Dataset items:
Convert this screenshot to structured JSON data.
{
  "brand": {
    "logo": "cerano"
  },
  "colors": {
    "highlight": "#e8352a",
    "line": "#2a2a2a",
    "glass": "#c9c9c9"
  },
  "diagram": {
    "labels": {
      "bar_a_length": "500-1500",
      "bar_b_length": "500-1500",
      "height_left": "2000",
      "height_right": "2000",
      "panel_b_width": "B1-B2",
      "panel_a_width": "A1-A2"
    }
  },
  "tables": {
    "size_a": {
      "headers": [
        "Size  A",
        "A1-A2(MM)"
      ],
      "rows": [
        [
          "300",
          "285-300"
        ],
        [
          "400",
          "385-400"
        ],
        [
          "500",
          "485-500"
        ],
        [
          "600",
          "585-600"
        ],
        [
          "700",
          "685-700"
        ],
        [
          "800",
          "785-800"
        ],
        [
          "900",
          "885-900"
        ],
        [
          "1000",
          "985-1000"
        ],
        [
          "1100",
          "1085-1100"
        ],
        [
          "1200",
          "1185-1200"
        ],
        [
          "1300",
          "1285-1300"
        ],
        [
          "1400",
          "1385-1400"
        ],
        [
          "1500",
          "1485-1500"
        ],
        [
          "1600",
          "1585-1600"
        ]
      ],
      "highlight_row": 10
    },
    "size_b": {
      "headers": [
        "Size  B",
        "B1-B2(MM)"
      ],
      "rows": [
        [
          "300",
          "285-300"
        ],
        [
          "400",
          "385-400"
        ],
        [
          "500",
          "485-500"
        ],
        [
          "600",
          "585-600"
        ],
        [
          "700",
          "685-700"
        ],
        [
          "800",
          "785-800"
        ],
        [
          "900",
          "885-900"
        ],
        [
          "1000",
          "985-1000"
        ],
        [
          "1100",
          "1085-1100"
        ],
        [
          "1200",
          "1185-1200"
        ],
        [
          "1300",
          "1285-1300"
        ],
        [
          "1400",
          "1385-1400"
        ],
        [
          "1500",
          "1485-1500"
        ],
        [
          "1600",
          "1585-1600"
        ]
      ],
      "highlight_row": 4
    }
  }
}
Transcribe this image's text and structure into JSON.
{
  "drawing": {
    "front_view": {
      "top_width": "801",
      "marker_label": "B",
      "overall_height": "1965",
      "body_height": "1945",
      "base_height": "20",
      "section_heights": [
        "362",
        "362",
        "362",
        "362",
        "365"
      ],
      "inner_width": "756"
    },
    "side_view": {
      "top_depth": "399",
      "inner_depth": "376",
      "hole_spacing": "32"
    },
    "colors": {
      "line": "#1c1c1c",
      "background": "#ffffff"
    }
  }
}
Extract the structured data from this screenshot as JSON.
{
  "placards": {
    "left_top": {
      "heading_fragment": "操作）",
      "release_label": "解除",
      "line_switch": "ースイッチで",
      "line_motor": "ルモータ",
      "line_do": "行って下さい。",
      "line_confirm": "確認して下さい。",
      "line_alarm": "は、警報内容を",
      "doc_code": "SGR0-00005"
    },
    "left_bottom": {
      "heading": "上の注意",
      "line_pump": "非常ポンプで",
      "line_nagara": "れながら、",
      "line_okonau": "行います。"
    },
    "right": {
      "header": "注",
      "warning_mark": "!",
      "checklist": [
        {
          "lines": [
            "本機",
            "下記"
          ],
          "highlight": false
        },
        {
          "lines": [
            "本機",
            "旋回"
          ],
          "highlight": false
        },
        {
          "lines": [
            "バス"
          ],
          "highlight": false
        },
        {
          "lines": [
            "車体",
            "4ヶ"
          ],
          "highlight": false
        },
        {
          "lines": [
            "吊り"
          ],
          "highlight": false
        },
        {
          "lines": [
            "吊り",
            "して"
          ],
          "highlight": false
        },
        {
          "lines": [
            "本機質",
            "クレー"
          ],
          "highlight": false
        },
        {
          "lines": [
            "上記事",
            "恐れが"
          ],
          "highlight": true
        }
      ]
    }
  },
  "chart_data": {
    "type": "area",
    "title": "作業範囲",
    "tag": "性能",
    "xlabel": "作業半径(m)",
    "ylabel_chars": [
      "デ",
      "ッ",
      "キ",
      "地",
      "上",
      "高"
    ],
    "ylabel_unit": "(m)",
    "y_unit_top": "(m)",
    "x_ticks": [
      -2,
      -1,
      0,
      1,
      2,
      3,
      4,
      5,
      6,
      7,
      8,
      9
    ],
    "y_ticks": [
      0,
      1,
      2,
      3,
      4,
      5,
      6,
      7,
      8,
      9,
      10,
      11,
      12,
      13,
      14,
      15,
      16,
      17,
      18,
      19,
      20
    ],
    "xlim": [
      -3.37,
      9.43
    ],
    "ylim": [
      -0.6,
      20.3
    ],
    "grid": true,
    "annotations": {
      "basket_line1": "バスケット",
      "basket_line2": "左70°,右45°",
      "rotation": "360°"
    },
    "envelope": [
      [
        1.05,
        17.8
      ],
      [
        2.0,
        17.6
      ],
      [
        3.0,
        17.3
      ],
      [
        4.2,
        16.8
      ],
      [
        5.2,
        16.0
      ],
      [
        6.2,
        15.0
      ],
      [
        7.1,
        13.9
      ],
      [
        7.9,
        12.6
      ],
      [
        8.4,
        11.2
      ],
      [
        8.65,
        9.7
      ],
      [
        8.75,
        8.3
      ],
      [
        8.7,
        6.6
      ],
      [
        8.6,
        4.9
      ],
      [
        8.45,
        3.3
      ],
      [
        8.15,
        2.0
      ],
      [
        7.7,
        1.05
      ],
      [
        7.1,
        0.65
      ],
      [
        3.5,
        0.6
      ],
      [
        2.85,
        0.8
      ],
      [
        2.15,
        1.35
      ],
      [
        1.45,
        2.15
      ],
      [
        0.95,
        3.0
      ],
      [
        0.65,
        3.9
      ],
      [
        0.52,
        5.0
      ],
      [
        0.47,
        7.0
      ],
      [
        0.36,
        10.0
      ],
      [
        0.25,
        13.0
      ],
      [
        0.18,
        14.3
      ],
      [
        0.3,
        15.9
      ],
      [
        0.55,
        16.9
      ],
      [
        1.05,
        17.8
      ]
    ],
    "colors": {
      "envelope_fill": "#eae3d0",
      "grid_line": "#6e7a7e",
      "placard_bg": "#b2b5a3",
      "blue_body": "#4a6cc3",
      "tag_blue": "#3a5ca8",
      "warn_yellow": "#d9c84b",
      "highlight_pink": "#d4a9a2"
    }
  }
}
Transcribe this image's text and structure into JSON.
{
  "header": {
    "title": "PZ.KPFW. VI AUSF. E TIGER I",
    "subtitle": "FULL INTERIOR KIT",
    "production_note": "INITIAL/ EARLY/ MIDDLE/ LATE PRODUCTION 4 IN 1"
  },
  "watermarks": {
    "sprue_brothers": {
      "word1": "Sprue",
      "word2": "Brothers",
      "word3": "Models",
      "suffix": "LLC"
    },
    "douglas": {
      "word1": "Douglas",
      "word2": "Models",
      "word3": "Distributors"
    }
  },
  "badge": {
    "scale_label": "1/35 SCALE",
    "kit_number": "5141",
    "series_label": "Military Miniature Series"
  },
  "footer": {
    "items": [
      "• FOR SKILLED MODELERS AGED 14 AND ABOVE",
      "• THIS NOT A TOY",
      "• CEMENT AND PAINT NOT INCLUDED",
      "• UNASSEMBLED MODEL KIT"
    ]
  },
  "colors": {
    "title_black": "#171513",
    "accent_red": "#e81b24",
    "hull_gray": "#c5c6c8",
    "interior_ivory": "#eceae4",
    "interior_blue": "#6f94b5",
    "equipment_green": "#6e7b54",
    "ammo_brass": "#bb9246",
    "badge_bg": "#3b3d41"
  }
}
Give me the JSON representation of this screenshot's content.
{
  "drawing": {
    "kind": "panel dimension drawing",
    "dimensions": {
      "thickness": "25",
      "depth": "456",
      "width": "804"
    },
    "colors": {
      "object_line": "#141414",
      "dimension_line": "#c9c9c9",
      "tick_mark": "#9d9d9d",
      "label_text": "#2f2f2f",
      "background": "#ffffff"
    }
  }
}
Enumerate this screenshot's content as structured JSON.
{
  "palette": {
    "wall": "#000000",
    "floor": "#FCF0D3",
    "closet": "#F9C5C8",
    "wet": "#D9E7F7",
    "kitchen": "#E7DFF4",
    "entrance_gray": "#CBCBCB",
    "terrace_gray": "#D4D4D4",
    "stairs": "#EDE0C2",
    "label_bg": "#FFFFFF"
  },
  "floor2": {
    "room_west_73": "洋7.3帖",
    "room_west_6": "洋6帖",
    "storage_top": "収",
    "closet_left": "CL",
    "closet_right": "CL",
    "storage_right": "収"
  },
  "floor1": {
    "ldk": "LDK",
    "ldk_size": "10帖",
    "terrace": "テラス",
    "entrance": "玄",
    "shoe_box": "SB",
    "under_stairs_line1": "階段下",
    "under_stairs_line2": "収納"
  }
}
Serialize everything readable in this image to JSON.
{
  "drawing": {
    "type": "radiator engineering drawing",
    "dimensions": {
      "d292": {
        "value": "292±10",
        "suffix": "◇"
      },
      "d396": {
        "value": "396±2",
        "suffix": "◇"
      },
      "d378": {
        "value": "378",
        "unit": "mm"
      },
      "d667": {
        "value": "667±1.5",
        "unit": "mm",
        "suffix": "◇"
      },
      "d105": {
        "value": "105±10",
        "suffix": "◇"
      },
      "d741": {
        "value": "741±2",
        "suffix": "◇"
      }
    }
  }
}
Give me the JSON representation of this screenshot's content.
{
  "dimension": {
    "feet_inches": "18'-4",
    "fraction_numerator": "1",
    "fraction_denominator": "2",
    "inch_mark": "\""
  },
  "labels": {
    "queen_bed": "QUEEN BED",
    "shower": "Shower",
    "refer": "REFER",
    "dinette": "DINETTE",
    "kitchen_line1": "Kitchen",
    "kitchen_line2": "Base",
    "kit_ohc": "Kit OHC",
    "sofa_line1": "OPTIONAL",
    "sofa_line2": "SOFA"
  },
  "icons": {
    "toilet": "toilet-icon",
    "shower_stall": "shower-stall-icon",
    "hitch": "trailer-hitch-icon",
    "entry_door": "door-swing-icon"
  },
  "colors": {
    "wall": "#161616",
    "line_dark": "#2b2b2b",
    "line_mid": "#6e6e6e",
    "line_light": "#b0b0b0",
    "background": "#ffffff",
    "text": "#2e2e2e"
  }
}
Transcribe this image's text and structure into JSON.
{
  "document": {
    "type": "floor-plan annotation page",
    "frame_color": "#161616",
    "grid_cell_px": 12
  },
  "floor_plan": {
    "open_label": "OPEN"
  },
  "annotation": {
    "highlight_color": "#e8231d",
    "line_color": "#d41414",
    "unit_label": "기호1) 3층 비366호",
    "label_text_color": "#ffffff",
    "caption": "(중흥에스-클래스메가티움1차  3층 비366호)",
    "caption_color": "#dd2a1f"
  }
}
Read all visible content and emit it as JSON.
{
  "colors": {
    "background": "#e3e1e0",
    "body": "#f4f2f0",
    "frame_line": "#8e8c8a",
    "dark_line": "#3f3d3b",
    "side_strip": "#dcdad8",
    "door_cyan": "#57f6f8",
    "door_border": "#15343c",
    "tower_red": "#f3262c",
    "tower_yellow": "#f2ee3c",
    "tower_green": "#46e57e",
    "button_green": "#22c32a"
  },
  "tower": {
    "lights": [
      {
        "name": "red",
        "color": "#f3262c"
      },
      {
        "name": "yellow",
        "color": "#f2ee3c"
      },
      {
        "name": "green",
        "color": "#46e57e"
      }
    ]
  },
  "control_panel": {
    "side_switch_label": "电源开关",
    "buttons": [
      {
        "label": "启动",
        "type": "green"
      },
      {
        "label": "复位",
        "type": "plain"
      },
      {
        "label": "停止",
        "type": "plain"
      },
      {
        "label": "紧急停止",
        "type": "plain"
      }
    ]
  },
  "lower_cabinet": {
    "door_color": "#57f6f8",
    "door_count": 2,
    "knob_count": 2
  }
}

DIRECTIVE: Only the lines from the one containing "Read all visible content and emit it as JSON." through the end of the entries above belong in the answer; repeat them exactly.

FULL ANSWER:
Read all visible content and emit it as JSON.
{
  "colors": {
    "background": "#e3e1e0",
    "body": "#f4f2f0",
    "frame_line": "#8e8c8a",
    "dark_line": "#3f3d3b",
    "side_strip": "#dcdad8",
    "door_cyan": "#57f6f8",
    "door_border": "#15343c",
    "tower_red": "#f3262c",
    "tower_yellow": "#f2ee3c",
    "tower_green": "#46e57e",
    "button_green": "#22c32a"
  },
  "tower": {
    "lights": [
      {
        "name": "red",
        "color": "#f3262c"
      },
      {
        "name": "yellow",
        "color": "#f2ee3c"
      },
      {
        "name": "green",
        "color": "#46e57e"
      }
    ]
  },
  "control_panel": {
    "side_switch_label": "电源开关",
    "buttons": [
      {
        "label": "启动",
        "type": "green"
      },
      {
        "label": "复位",
        "type": "plain"
      },
      {
        "label": "停止",
        "type": "plain"
      },
      {
        "label": "紧急停止",
        "type": "plain"
      }
    ]
  },
  "lower_cabinet": {
    "door_color": "#57f6f8",
    "door_count": 2,
    "knob_count": 2
  }
}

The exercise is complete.